- [WRITTEN REQUEST] Restate the whole listing word for word. Pictures are left out.

- [DATA TO USE]
● ● ● ● ●

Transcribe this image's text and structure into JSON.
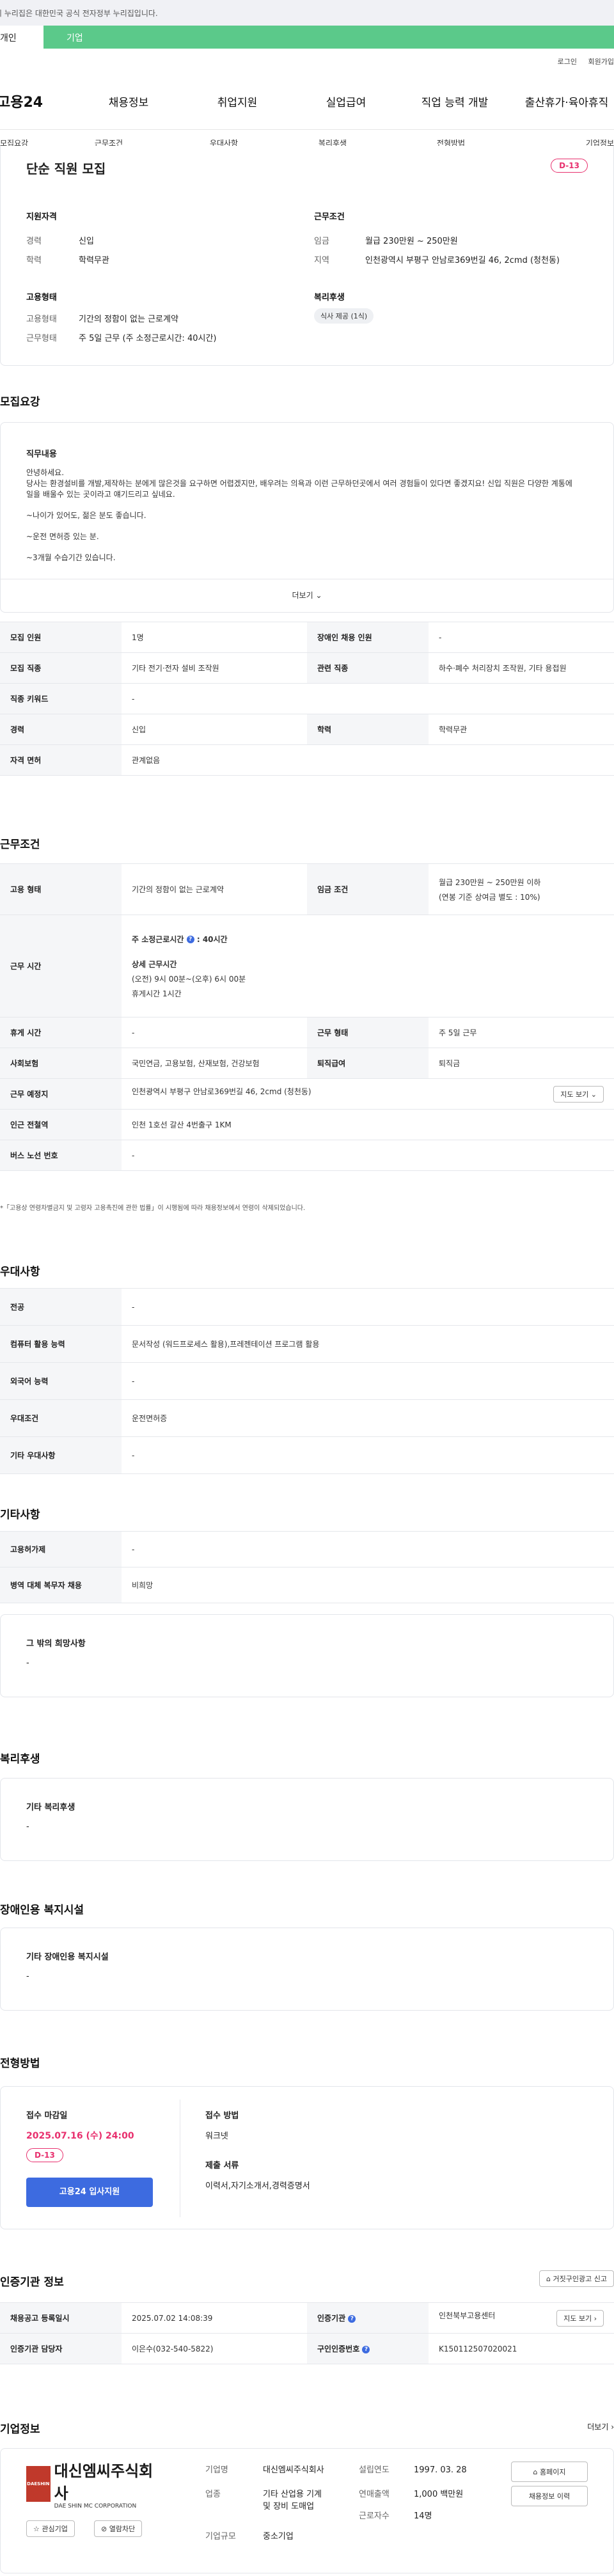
{
  "gov_banner": "이 누리집은 대한민국 공식 전자정부 누리집입니다.",
  "tabs": {
    "a": "개인",
    "b": "기업"
  },
  "util": {
    "login": "로그인",
    "join": "회원가입"
  },
  "nav": {
    "logo": "고용24",
    "items": [
      "채용정보",
      "취업지원",
      "실업급여",
      "직업 능력 개발",
      "출산휴가·육아휴직"
    ]
  },
  "subnav": [
    "모집요강",
    "근무조건",
    "우대사항",
    "복리후생",
    "전형방법",
    "기업정보"
  ],
  "job": {
    "title": "단순 직원 모집",
    "dday": "D-13",
    "qual_title": "지원자격",
    "career_k": "경력",
    "career_v": "신입",
    "edu_k": "학력",
    "edu_v": "학력무관",
    "emp_title": "고용형태",
    "emptype_k": "고용형태",
    "emptype_v": "기간의 정함이 없는 근로계약",
    "worktype_k": "근무형태",
    "worktype_v": "주 5일 근무 (주 소정근로시간: 40시간)",
    "cond_title": "근무조건",
    "wage_k": "임금",
    "wage_v": "월급 230만원 ~ 250만원",
    "region_k": "지역",
    "region_v": "인천광역시 부평구 안남로369번길 46, 2cmd (청천동)",
    "welfare_title": "복리후생",
    "welfare_pill": "식사 제공 (1식)"
  },
  "recruit": {
    "section": "모집요강",
    "duty_label": "직무내용",
    "lines": [
      "안녕하세요.",
      "당사는 환경설비를 개발,제작하는 분에게 많은것을 요구하면 어렵겠지만, 배우려는 의욕과 이런 근무하던곳에서 여러 경험들이 있다면 좋겠지요! 신입 직원은 다양한 계통에 일을 배울수 있는 곳이라고 얘기드리고 싶네요.",
      "~나이가 있어도, 젊은 분도 좋습니다.",
      "~운전 면허증 있는 분.",
      "~3개월 수습기간 있습니다."
    ],
    "more": "더보기",
    "table": [
      [
        "모집 인원",
        "1명",
        "장애인 채용 인원",
        "-"
      ],
      [
        "모집 직종",
        "기타 전기·전자 설비 조작원",
        "관련 직종",
        "하수·폐수 처리장치 조작원, 기타 용접원"
      ],
      [
        "직종 키워드",
        "-",
        "",
        ""
      ],
      [
        "경력",
        "신입",
        "학력",
        "학력무관"
      ],
      [
        "자격 면허",
        "관계없음",
        "",
        ""
      ]
    ]
  },
  "work": {
    "section": "근무조건",
    "emp_k": "고용 형태",
    "emp_v": "기간의 정함이 없는 근로계약",
    "wage_k": "임금 조건",
    "wage_v1": "월급 230만원 ~ 250만원 이하",
    "wage_v2": "(연봉 기준 상여금 별도 : 10%)",
    "time_k": "근무 시간",
    "time_main": "주 소정근로시간",
    "time_hours": ": 40시간",
    "time_detail_label": "상세 근무시간",
    "time_detail_1": "(오전) 9시 00분~(오후) 6시 00분",
    "time_detail_2": "휴게시간 1시간",
    "rest_k": "휴게 시간",
    "rest_v": "-",
    "form_k": "근무 형태",
    "form_v": "주 5일 근무",
    "ins_k": "사회보험",
    "ins_v": "국민연금, 고용보험, 산재보험, 건강보험",
    "ret_k": "퇴직급여",
    "ret_v": "퇴직금",
    "place_k": "근무 예정지",
    "place_v": "인천광역시 부평구 안남로369번길 46, 2cmd (청천동)",
    "map_btn": "지도 보기",
    "subway_k": "인근 전철역",
    "subway_v": "인천 1호선 갈산 4번출구 1KM",
    "bus_k": "버스 노선 번호",
    "bus_v": "-",
    "note": "*「고용상 연령차별금지 및 고령자 고용촉진에 관한 법률」이 시행됨에 따라 채용정보에서 연령이 삭제되었습니다."
  },
  "pref": {
    "section": "우대사항",
    "rows": [
      [
        "전공",
        "-"
      ],
      [
        "컴퓨터 활용 능력",
        "문서작성 (워드프로세스 활용),프레젠테이션 프로그램 활용"
      ],
      [
        "외국어 능력",
        "-"
      ],
      [
        "우대조건",
        "운전면허증"
      ],
      [
        "기타 우대사항",
        "-"
      ]
    ]
  },
  "etc": {
    "section": "기타사항",
    "rows": [
      [
        "고용허가제",
        "-"
      ],
      [
        "병역 대체 복무자 채용",
        "비희망"
      ]
    ],
    "box_label": "그 밖의 희망사항",
    "box_value": "-"
  },
  "welfare": {
    "section": "복리후생",
    "label": "기타 복리후생",
    "value": "-"
  },
  "disabled": {
    "section": "장애인용 복지시설",
    "label": "기타 장애인용 복지시설",
    "value": "-"
  },
  "process": {
    "section": "전형방법",
    "deadline_label": "접수 마감일",
    "deadline": "2025.07.16 (수) 24:00",
    "dday": "D-13",
    "apply_btn": "고용24 입사지원",
    "method_label": "접수 방법",
    "method": "워크넷",
    "docs_label": "제출 서류",
    "docs": "이력서,자기소개서,경력증명서"
  },
  "cert": {
    "section": "인증기관 정보",
    "report_btn": "거짓구인광고 신고",
    "reg_k": "채용공고 등록일시",
    "reg_v": "2025.07.02 14:08:39",
    "org_k": "인증기관",
    "org_v": "인천북부고용센터",
    "map_btn": "지도 보기",
    "mgr_k": "인증기관 담당자",
    "mgr_v": "이은수(032-540-5822)",
    "no_k": "구인인증번호",
    "no_v": "K150112507020021"
  },
  "company": {
    "section": "기업정보",
    "more": "더보기",
    "logo_ko": "대신엠씨주식회사",
    "logo_en": "DAE SHIN MC CORPORATION",
    "logo_mark": "DAESHIN",
    "fav_btn": "관심기업",
    "block_btn": "열람차단",
    "name_k": "기업명",
    "name_v": "대신엠씨주식회사",
    "ind_k": "업종",
    "ind_v1": "기타 산업용 기계",
    "ind_v2": "및 장비 도매업",
    "size_k": "기업규모",
    "size_v": "중소기업",
    "est_k": "설립연도",
    "est_v": "1997. 03. 28",
    "rev_k": "연매출액",
    "rev_v": "1,000 백만원",
    "emp_k": "근로자수",
    "emp_v": "14명",
    "home_btn": "홈페이지",
    "hist_btn": "채용정보 이력"
  }
}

● ● ● ● ●

- [EXERCISE SOLUTION]
Transcribe this image's text and structure into JSON.
{
  "gov_banner": "이 누리집은 대한민국 공식 전자정부 누리집입니다.",
  "tabs": {
    "a": "개인",
    "b": "기업"
  },
  "util": {
    "login": "로그인",
    "join": "회원가입"
  },
  "nav": {
    "logo": "고용24",
    "items": [
      "채용정보",
      "취업지원",
      "실업급여",
      "직업 능력 개발",
      "출산휴가·육아휴직"
    ]
  },
  "subnav": [
    "모집요강",
    "근무조건",
    "우대사항",
    "복리후생",
    "전형방법",
    "기업정보"
  ],
  "job": {
    "title": "단순 직원 모집",
    "dday": "D-13",
    "qual_title": "지원자격",
    "career_k": "경력",
    "career_v": "신입",
    "edu_k": "학력",
    "edu_v": "학력무관",
    "emp_title": "고용형태",
    "emptype_k": "고용형태",
    "emptype_v": "기간의 정함이 없는 근로계약",
    "worktype_k": "근무형태",
    "worktype_v": "주 5일 근무 (주 소정근로시간: 40시간)",
    "cond_title": "근무조건",
    "wage_k": "임금",
    "wage_v": "월급 230만원 ~ 250만원",
    "region_k": "지역",
    "region_v": "인천광역시 부평구 안남로369번길 46, 2cmd (청천동)",
    "welfare_title": "복리후생",
    "welfare_pill": "식사 제공 (1식)"
  },
  "recruit": {
    "section": "모집요강",
    "duty_label": "직무내용",
    "lines": [
      "안녕하세요.",
      "당사는 환경설비를 개발,제작하는 분에게 많은것을 요구하면 어렵겠지만, 배우려는 의욕과 이런 근무하던곳에서 여러 경험들이 있다면 좋겠지요! 신입 직원은 다양한 계통에 일을 배울수 있는 곳이라고 얘기드리고 싶네요.",
      "~나이가 있어도, 젊은 분도 좋습니다.",
      "~운전 면허증 있는 분.",
      "~3개월 수습기간 있습니다."
    ],
    "more": "더보기",
    "table": [
      [
        "모집 인원",
        "1명",
        "장애인 채용 인원",
        "-"
      ],
      [
        "모집 직종",
        "기타 전기·전자 설비 조작원",
        "관련 직종",
        "하수·폐수 처리장치 조작원, 기타 용접원"
      ],
      [
        "직종 키워드",
        "-",
        "",
        ""
      ],
      [
        "경력",
        "신입",
        "학력",
        "학력무관"
      ],
      [
        "자격 면허",
        "관계없음",
        "",
        ""
      ]
    ]
  },
  "work": {
    "section": "근무조건",
    "emp_k": "고용 형태",
    "emp_v": "기간의 정함이 없는 근로계약",
    "wage_k": "임금 조건",
    "wage_v1": "월급 230만원 ~ 250만원 이하",
    "wage_v2": "(연봉 기준 상여금 별도 : 10%)",
    "time_k": "근무 시간",
    "time_main": "주 소정근로시간",
    "time_hours": ": 40시간",
    "time_detail_label": "상세 근무시간",
    "time_detail_1": "(오전) 9시 00분~(오후) 6시 00분",
    "time_detail_2": "휴게시간 1시간",
    "rest_k": "휴게 시간",
    "rest_v": "-",
    "form_k": "근무 형태",
    "form_v": "주 5일 근무",
    "ins_k": "사회보험",
    "ins_v": "국민연금, 고용보험, 산재보험, 건강보험",
    "ret_k": "퇴직급여",
    "ret_v": "퇴직금",
    "place_k": "근무 예정지",
    "place_v": "인천광역시 부평구 안남로369번길 46, 2cmd (청천동)",
    "map_btn": "지도 보기",
    "subway_k": "인근 전철역",
    "subway_v": "인천 1호선 갈산 4번출구 1KM",
    "bus_k": "버스 노선 번호",
    "bus_v": "-",
    "note": "*「고용상 연령차별금지 및 고령자 고용촉진에 관한 법률」이 시행됨에 따라 채용정보에서 연령이 삭제되었습니다."
  },
  "pref": {
    "section": "우대사항",
    "rows": [
      [
        "전공",
        "-"
      ],
      [
        "컴퓨터 활용 능력",
        "문서작성 (워드프로세스 활용),프레젠테이션 프로그램 활용"
      ],
      [
        "외국어 능력",
        "-"
      ],
      [
        "우대조건",
        "운전면허증"
      ],
      [
        "기타 우대사항",
        "-"
      ]
    ]
  },
  "etc": {
    "section": "기타사항",
    "rows": [
      [
        "고용허가제",
        "-"
      ],
      [
        "병역 대체 복무자 채용",
        "비희망"
      ]
    ],
    "box_label": "그 밖의 희망사항",
    "box_value": "-"
  },
  "welfare": {
    "section": "복리후생",
    "label": "기타 복리후생",
    "value": "-"
  },
  "disabled": {
    "section": "장애인용 복지시설",
    "label": "기타 장애인용 복지시설",
    "value": "-"
  },
  "process": {
    "section": "전형방법",
    "deadline_label": "접수 마감일",
    "deadline": "2025.07.16 (수) 24:00",
    "dday": "D-13",
    "apply_btn": "고용24 입사지원",
    "method_label": "접수 방법",
    "method": "워크넷",
    "docs_label": "제출 서류",
    "docs": "이력서,자기소개서,경력증명서"
  },
  "cert": {
    "section": "인증기관 정보",
    "report_btn": "거짓구인광고 신고",
    "reg_k": "채용공고 등록일시",
    "reg_v": "2025.07.02 14:08:39",
    "org_k": "인증기관",
    "org_v": "인천북부고용센터",
    "map_btn": "지도 보기",
    "mgr_k": "인증기관 담당자",
    "mgr_v": "이은수(032-540-5822)",
    "no_k": "구인인증번호",
    "no_v": "K150112507020021"
  },
  "company": {
    "section": "기업정보",
    "more": "더보기",
    "logo_ko": "대신엠씨주식회사",
    "logo_en": "DAE SHIN MC CORPORATION",
    "logo_mark": "DAESHIN",
    "fav_btn": "관심기업",
    "block_btn": "열람차단",
    "name_k": "기업명",
    "name_v": "대신엠씨주식회사",
    "ind_k": "업종",
    "ind_v1": "기타 산업용 기계",
    "ind_v2": "및 장비 도매업",
    "size_k": "기업규모",
    "size_v": "중소기업",
    "est_k": "설립연도",
    "est_v": "1997. 03. 28",
    "rev_k": "연매출액",
    "rev_v": "1,000 백만원",
    "emp_k": "근로자수",
    "emp_v": "14명",
    "home_btn": "홈페이지",
    "hist_btn": "채용정보 이력"
  }
}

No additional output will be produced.